Collected data:
## START

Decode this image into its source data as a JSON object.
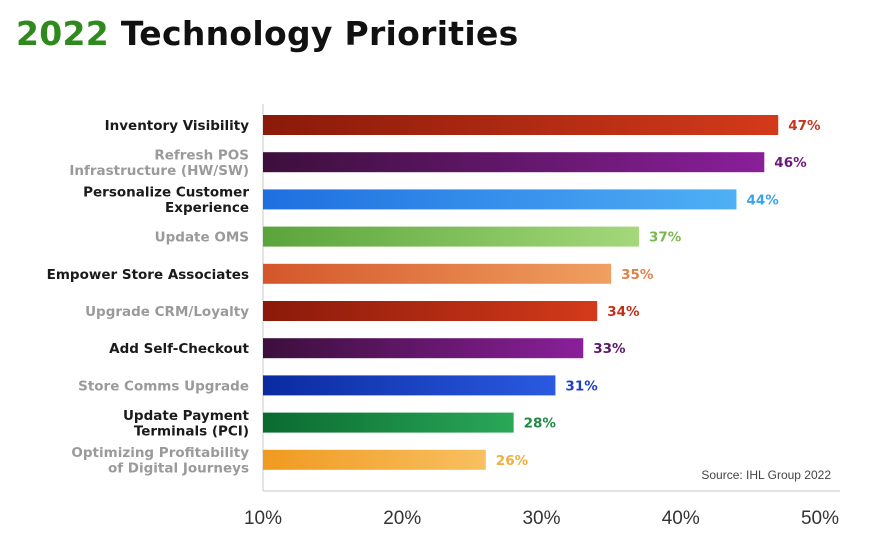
{
  "title": {
    "year": "2022",
    "rest": "Technology Priorities"
  },
  "source": "Source: IHL Group 2022",
  "chart_data": {
    "type": "bar",
    "orientation": "horizontal",
    "title": "2022 Technology Priorities",
    "xlabel": "",
    "ylabel": "",
    "xlim": [
      10,
      50
    ],
    "x_ticks": [
      "10%",
      "20%",
      "30%",
      "40%",
      "50%"
    ],
    "grid": false,
    "categories": [
      {
        "lines": [
          "Inventory Visibility"
        ],
        "label_color": "#1a1a1a",
        "value": 47,
        "value_label": "47%",
        "colors": [
          "#8a1a0a",
          "#d33a1a"
        ],
        "value_color": "#c8361c"
      },
      {
        "lines": [
          "Refresh POS",
          "Infrastructure (HW/SW)"
        ],
        "label_color": "#9a9a9a",
        "value": 46,
        "value_label": "46%",
        "colors": [
          "#3c0f3c",
          "#8a1f9a"
        ],
        "value_color": "#6a1a7a"
      },
      {
        "lines": [
          "Personalize Customer",
          "Experience"
        ],
        "label_color": "#1a1a1a",
        "value": 44,
        "value_label": "44%",
        "colors": [
          "#1e6fe0",
          "#4fb0f5"
        ],
        "value_color": "#3aa3ee"
      },
      {
        "lines": [
          "Update OMS"
        ],
        "label_color": "#9a9a9a",
        "value": 37,
        "value_label": "37%",
        "colors": [
          "#5aa43a",
          "#a4d87a"
        ],
        "value_color": "#7ab84e"
      },
      {
        "lines": [
          "Empower Store Associates"
        ],
        "label_color": "#1a1a1a",
        "value": 35,
        "value_label": "35%",
        "colors": [
          "#d4562a",
          "#f0a060"
        ],
        "value_color": "#e0804a"
      },
      {
        "lines": [
          "Upgrade CRM/Loyalty"
        ],
        "label_color": "#9a9a9a",
        "value": 34,
        "value_label": "34%",
        "colors": [
          "#8a1a0a",
          "#d33a1a"
        ],
        "value_color": "#c0301a"
      },
      {
        "lines": [
          "Add Self-Checkout"
        ],
        "label_color": "#1a1a1a",
        "value": 33,
        "value_label": "33%",
        "colors": [
          "#3c0f3c",
          "#8a1f9a"
        ],
        "value_color": "#5a1a6a"
      },
      {
        "lines": [
          "Store Comms Upgrade"
        ],
        "label_color": "#9a9a9a",
        "value": 31,
        "value_label": "31%",
        "colors": [
          "#0a2aa0",
          "#2a5ae0"
        ],
        "value_color": "#1e3fc4"
      },
      {
        "lines": [
          "Update Payment",
          "Terminals (PCI)"
        ],
        "label_color": "#1a1a1a",
        "value": 28,
        "value_label": "28%",
        "colors": [
          "#0a6a30",
          "#2aa858"
        ],
        "value_color": "#1e8a44"
      },
      {
        "lines": [
          "Optimizing Profitability",
          "of Digital Journeys"
        ],
        "label_color": "#9a9a9a",
        "value": 26,
        "value_label": "26%",
        "colors": [
          "#f09a20",
          "#f8c060"
        ],
        "value_color": "#f0b040"
      }
    ]
  }
}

## END

→ TASK TO COMPLETE:
Write the entries above out in full, exactly, with no images.

→ RESULT OF THIS EXERCISE:
Decode this image into its source data as a JSON object.
{
  "title": {
    "year": "2022",
    "rest": "Technology Priorities"
  },
  "source": "Source: IHL Group 2022",
  "chart_data": {
    "type": "bar",
    "orientation": "horizontal",
    "title": "2022 Technology Priorities",
    "xlabel": "",
    "ylabel": "",
    "xlim": [
      10,
      50
    ],
    "x_ticks": [
      "10%",
      "20%",
      "30%",
      "40%",
      "50%"
    ],
    "grid": false,
    "categories": [
      {
        "lines": [
          "Inventory Visibility"
        ],
        "label_color": "#1a1a1a",
        "value": 47,
        "value_label": "47%",
        "colors": [
          "#8a1a0a",
          "#d33a1a"
        ],
        "value_color": "#c8361c"
      },
      {
        "lines": [
          "Refresh POS",
          "Infrastructure (HW/SW)"
        ],
        "label_color": "#9a9a9a",
        "value": 46,
        "value_label": "46%",
        "colors": [
          "#3c0f3c",
          "#8a1f9a"
        ],
        "value_color": "#6a1a7a"
      },
      {
        "lines": [
          "Personalize Customer",
          "Experience"
        ],
        "label_color": "#1a1a1a",
        "value": 44,
        "value_label": "44%",
        "colors": [
          "#1e6fe0",
          "#4fb0f5"
        ],
        "value_color": "#3aa3ee"
      },
      {
        "lines": [
          "Update OMS"
        ],
        "label_color": "#9a9a9a",
        "value": 37,
        "value_label": "37%",
        "colors": [
          "#5aa43a",
          "#a4d87a"
        ],
        "value_color": "#7ab84e"
      },
      {
        "lines": [
          "Empower Store Associates"
        ],
        "label_color": "#1a1a1a",
        "value": 35,
        "value_label": "35%",
        "colors": [
          "#d4562a",
          "#f0a060"
        ],
        "value_color": "#e0804a"
      },
      {
        "lines": [
          "Upgrade CRM/Loyalty"
        ],
        "label_color": "#9a9a9a",
        "value": 34,
        "value_label": "34%",
        "colors": [
          "#8a1a0a",
          "#d33a1a"
        ],
        "value_color": "#c0301a"
      },
      {
        "lines": [
          "Add Self-Checkout"
        ],
        "label_color": "#1a1a1a",
        "value": 33,
        "value_label": "33%",
        "colors": [
          "#3c0f3c",
          "#8a1f9a"
        ],
        "value_color": "#5a1a6a"
      },
      {
        "lines": [
          "Store Comms Upgrade"
        ],
        "label_color": "#9a9a9a",
        "value": 31,
        "value_label": "31%",
        "colors": [
          "#0a2aa0",
          "#2a5ae0"
        ],
        "value_color": "#1e3fc4"
      },
      {
        "lines": [
          "Update Payment",
          "Terminals (PCI)"
        ],
        "label_color": "#1a1a1a",
        "value": 28,
        "value_label": "28%",
        "colors": [
          "#0a6a30",
          "#2aa858"
        ],
        "value_color": "#1e8a44"
      },
      {
        "lines": [
          "Optimizing Profitability",
          "of Digital Journeys"
        ],
        "label_color": "#9a9a9a",
        "value": 26,
        "value_label": "26%",
        "colors": [
          "#f09a20",
          "#f8c060"
        ],
        "value_color": "#f0b040"
      }
    ]
  }
}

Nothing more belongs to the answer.